Collected data:
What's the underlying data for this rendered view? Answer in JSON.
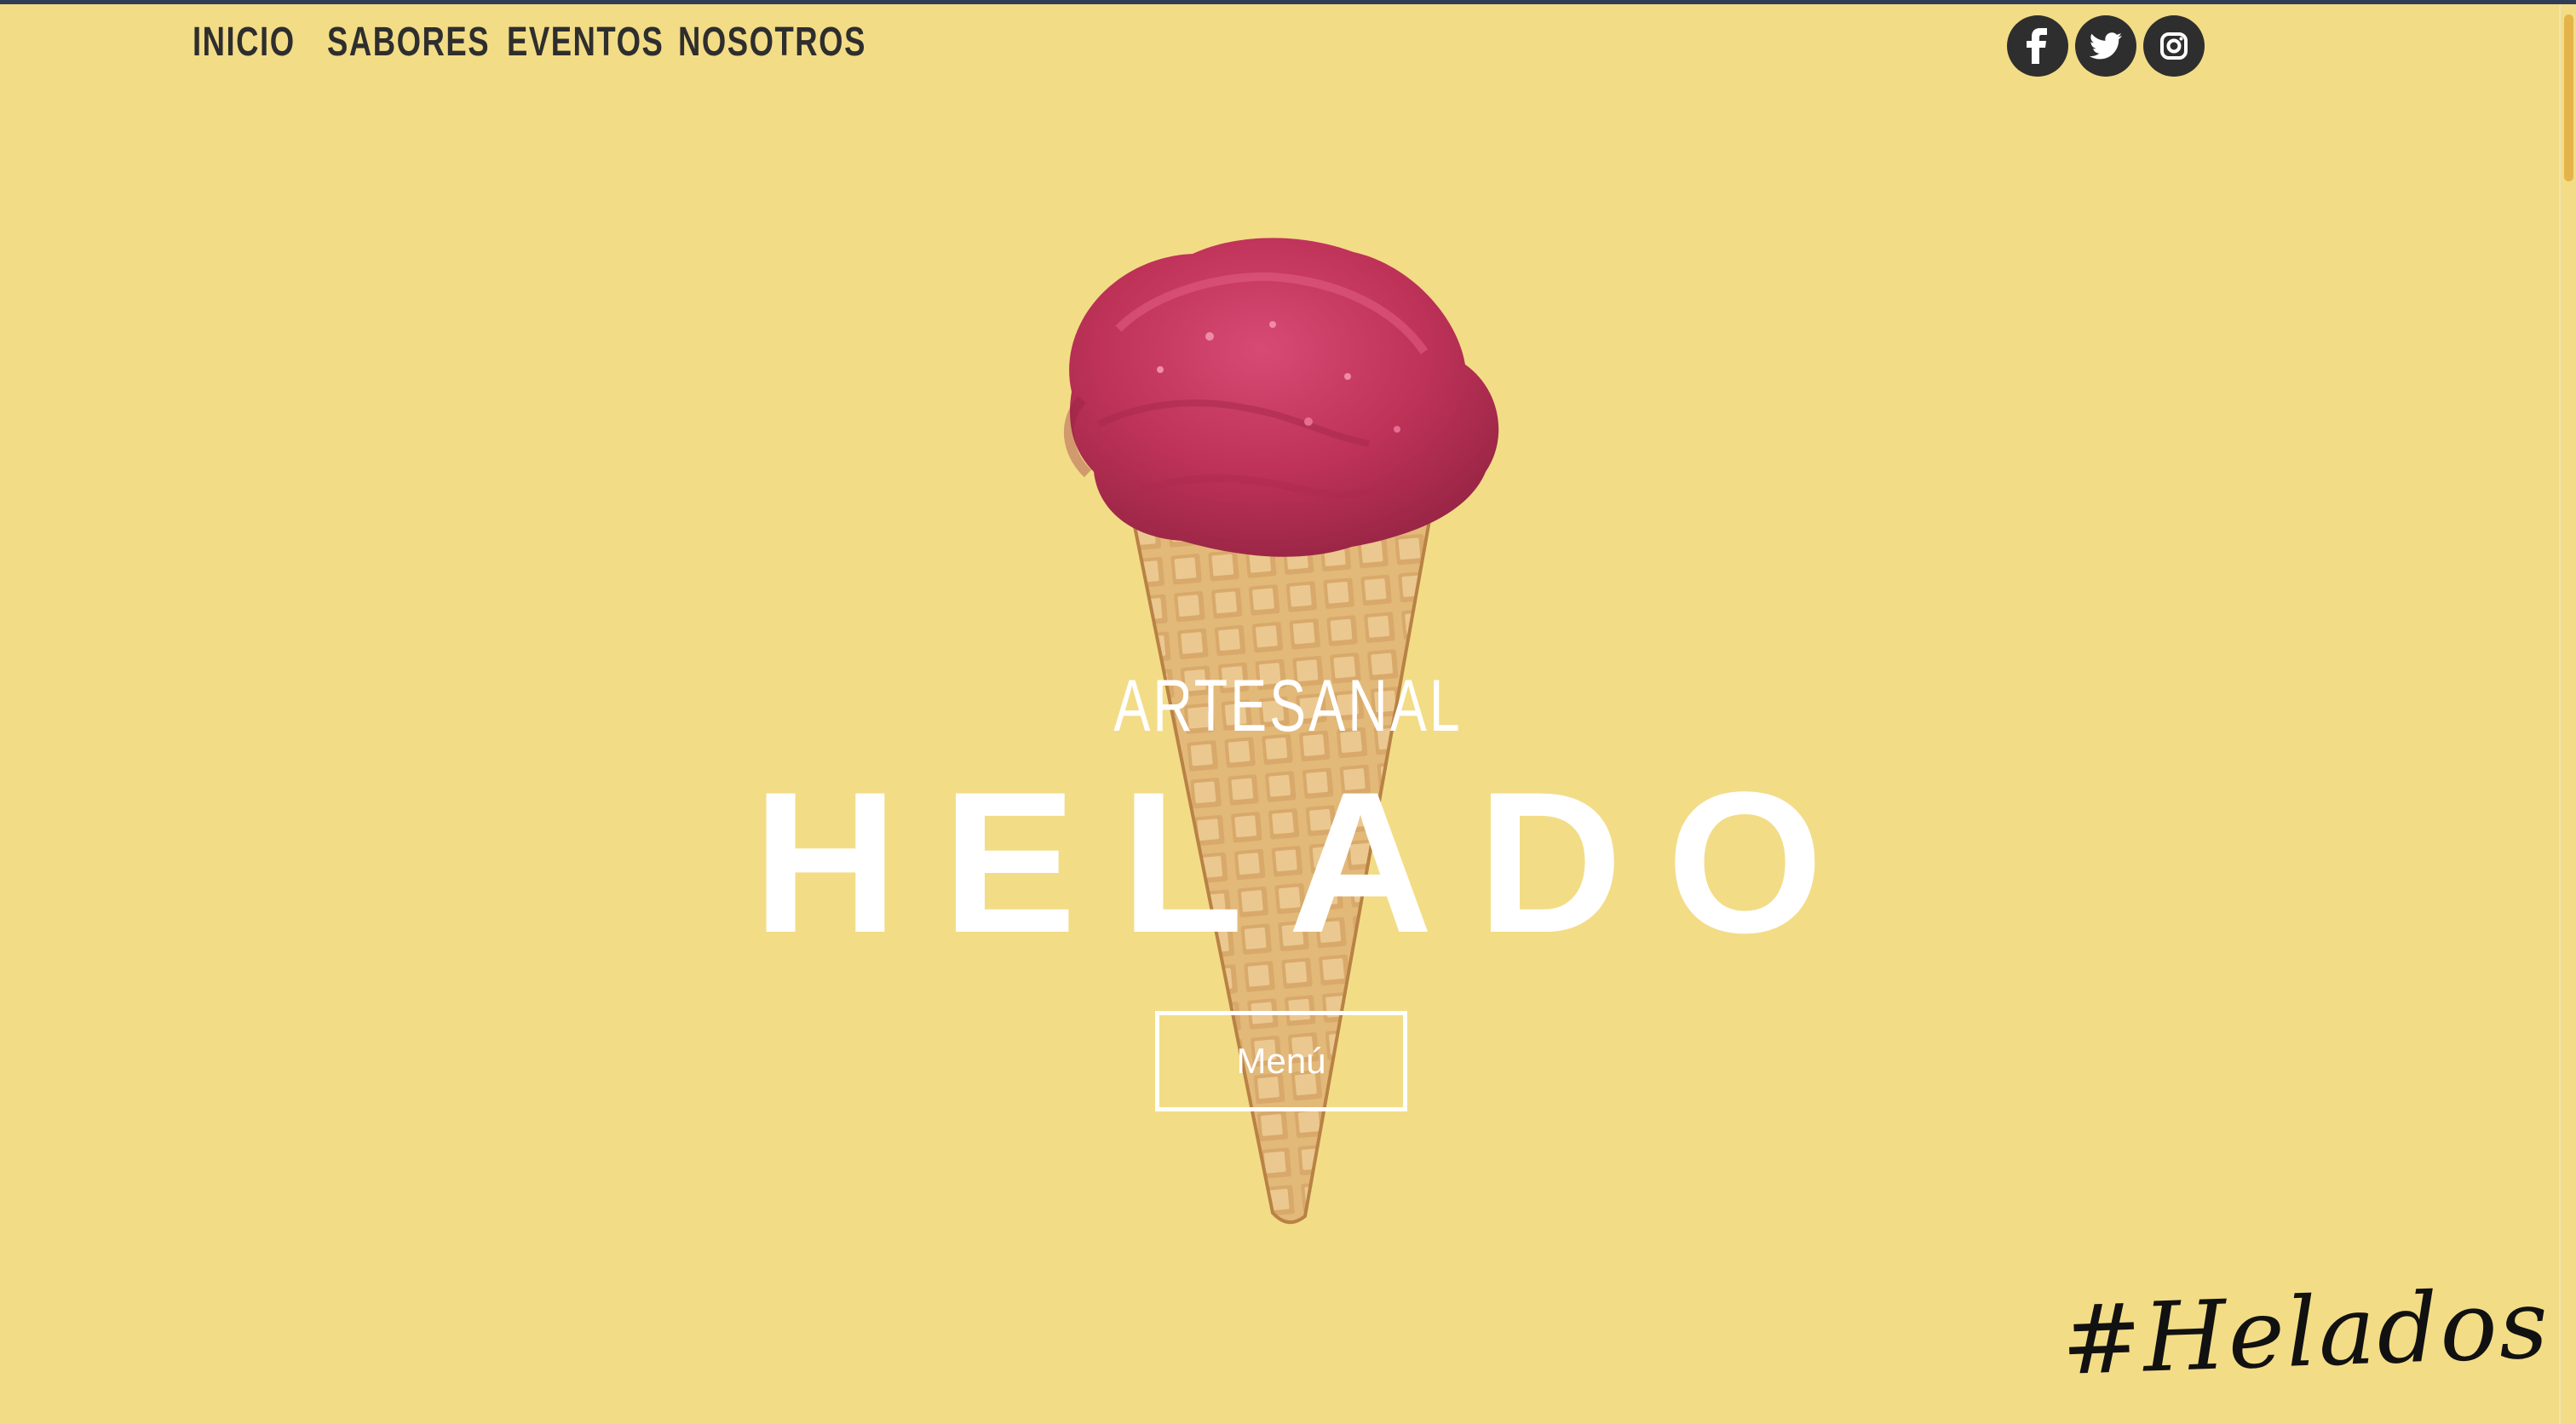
{
  "nav": {
    "items": [
      {
        "label": "INICIO"
      },
      {
        "label": "SABORES"
      },
      {
        "label": "EVENTOS"
      },
      {
        "label": "NOSOTROS"
      }
    ]
  },
  "social": {
    "items": [
      {
        "icon": "facebook-icon"
      },
      {
        "icon": "twitter-icon"
      },
      {
        "icon": "instagram-icon"
      }
    ]
  },
  "hero": {
    "eyebrow": "ARTESANAL",
    "title": "HELADO",
    "button_label": "Menú",
    "image": "ice-cream-cone-image"
  },
  "footer": {
    "hashtag": "#Helados"
  },
  "colors": {
    "background": "#f3dc86",
    "text_dark": "#2e2e2e",
    "white": "#ffffff",
    "ice_cream": "#c63b5f",
    "cone": "#d9aa67"
  }
}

**Problem description**. Transcribe the listing in full. Omit the pictures and keep every line exact.

**Expected answer**.
What's the underlying data for this rendered view? Answer in JSON.
{
  "nav": {
    "items": [
      {
        "label": "INICIO"
      },
      {
        "label": "SABORES"
      },
      {
        "label": "EVENTOS"
      },
      {
        "label": "NOSOTROS"
      }
    ]
  },
  "social": {
    "items": [
      {
        "icon": "facebook-icon"
      },
      {
        "icon": "twitter-icon"
      },
      {
        "icon": "instagram-icon"
      }
    ]
  },
  "hero": {
    "eyebrow": "ARTESANAL",
    "title": "HELADO",
    "button_label": "Menú",
    "image": "ice-cream-cone-image"
  },
  "footer": {
    "hashtag": "#Helados"
  },
  "colors": {
    "background": "#f3dc86",
    "text_dark": "#2e2e2e",
    "white": "#ffffff",
    "ice_cream": "#c63b5f",
    "cone": "#d9aa67"
  }
}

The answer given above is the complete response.